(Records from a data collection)
════════════════════

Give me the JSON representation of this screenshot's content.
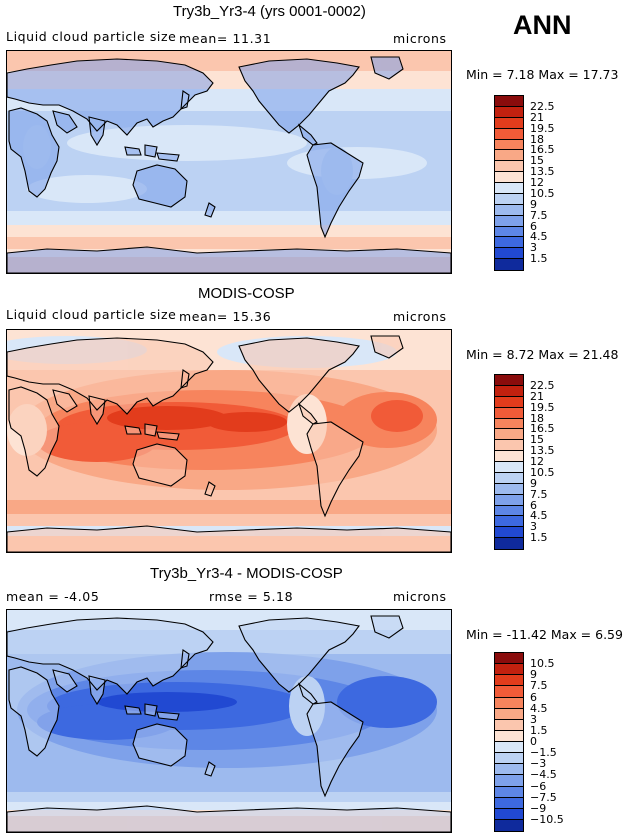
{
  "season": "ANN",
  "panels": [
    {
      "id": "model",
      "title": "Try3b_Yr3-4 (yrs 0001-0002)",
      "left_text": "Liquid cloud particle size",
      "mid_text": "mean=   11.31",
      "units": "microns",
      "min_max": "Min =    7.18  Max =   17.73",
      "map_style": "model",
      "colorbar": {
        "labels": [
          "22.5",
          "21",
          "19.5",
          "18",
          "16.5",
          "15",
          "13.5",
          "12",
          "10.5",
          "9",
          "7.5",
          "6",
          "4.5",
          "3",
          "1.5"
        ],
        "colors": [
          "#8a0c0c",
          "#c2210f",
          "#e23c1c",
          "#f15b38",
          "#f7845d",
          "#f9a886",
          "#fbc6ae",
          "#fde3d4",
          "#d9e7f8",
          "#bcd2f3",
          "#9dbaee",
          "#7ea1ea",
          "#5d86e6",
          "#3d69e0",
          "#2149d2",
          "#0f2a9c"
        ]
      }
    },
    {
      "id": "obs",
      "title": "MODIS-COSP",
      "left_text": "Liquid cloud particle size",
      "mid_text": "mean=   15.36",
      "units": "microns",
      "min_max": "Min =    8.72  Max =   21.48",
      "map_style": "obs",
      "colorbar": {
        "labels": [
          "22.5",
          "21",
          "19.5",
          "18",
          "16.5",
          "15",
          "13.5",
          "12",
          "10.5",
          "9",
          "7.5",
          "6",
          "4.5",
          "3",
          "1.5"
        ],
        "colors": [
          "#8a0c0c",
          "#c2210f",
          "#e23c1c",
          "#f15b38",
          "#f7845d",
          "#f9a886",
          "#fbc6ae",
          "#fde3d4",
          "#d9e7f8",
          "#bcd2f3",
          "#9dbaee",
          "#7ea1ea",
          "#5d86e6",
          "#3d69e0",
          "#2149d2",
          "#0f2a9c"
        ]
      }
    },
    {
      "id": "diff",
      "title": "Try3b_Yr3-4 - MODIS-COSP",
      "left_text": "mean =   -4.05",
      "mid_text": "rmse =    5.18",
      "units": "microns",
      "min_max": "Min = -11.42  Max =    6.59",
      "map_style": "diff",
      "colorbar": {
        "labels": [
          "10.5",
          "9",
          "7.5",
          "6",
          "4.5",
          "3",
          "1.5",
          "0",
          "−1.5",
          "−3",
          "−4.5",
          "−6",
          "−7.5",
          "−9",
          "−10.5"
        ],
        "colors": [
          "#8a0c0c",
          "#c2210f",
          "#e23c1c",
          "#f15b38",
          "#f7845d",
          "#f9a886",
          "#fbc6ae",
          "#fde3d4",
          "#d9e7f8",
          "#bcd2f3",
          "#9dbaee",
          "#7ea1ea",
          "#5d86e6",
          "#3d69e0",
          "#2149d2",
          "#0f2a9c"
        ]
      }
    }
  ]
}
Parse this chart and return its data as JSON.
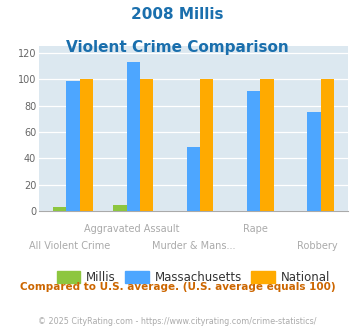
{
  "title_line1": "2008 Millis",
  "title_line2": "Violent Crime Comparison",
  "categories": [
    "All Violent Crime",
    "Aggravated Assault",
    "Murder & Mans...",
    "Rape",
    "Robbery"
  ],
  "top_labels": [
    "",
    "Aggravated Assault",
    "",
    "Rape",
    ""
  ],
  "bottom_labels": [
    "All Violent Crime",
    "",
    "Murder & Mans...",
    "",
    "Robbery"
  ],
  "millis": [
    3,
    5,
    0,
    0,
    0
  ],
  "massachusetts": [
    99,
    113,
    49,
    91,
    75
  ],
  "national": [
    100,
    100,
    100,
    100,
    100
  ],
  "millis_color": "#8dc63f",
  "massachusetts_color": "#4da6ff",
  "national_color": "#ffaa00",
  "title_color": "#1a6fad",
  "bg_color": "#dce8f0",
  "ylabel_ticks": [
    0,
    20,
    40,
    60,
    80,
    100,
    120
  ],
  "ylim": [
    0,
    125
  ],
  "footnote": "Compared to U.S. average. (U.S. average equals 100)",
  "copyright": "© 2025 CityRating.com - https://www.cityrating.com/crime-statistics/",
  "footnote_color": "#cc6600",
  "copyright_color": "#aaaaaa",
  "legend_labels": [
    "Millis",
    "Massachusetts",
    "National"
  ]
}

════════════════════

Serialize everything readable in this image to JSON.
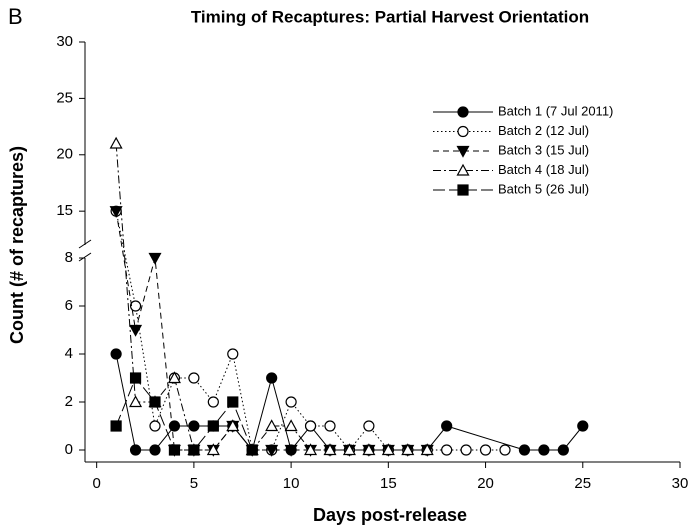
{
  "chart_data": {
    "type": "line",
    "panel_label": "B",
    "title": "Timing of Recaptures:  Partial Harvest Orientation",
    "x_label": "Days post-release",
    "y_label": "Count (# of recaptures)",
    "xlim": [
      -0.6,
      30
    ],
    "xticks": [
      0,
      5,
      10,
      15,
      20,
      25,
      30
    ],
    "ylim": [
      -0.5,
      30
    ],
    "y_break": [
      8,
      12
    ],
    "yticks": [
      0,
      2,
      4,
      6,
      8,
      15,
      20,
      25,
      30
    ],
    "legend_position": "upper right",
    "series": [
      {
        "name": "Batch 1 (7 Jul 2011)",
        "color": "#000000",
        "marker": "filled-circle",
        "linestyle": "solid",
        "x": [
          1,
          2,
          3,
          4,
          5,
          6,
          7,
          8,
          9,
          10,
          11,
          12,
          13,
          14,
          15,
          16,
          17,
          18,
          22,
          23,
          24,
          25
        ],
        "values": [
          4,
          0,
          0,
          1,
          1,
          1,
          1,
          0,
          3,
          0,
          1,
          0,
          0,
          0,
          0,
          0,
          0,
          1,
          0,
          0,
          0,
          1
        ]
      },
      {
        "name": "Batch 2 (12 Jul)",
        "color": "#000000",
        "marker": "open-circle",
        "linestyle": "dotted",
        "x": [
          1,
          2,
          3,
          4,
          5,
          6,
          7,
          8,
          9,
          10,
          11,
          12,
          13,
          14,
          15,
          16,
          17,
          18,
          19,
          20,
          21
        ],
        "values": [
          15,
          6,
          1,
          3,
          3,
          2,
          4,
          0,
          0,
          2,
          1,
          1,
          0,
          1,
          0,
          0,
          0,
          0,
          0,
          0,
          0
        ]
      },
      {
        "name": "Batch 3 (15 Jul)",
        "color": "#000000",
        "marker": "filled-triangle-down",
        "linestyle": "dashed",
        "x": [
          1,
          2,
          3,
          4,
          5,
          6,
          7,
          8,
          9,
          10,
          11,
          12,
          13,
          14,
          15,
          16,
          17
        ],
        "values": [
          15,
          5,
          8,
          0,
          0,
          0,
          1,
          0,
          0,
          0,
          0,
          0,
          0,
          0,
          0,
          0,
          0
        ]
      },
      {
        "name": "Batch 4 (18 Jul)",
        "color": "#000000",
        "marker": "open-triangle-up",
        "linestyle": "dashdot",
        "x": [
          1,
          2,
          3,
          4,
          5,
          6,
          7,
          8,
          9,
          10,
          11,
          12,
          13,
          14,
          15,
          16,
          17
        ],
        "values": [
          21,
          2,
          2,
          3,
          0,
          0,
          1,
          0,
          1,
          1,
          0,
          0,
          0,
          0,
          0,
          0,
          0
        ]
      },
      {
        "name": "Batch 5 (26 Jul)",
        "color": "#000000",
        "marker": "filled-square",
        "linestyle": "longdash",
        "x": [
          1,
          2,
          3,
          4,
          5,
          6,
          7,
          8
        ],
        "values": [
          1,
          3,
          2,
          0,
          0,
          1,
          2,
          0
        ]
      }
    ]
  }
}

════════════════════

PROMPT
Go through the material above and count the lines that include "marker". Give the number alone.

REPLY
5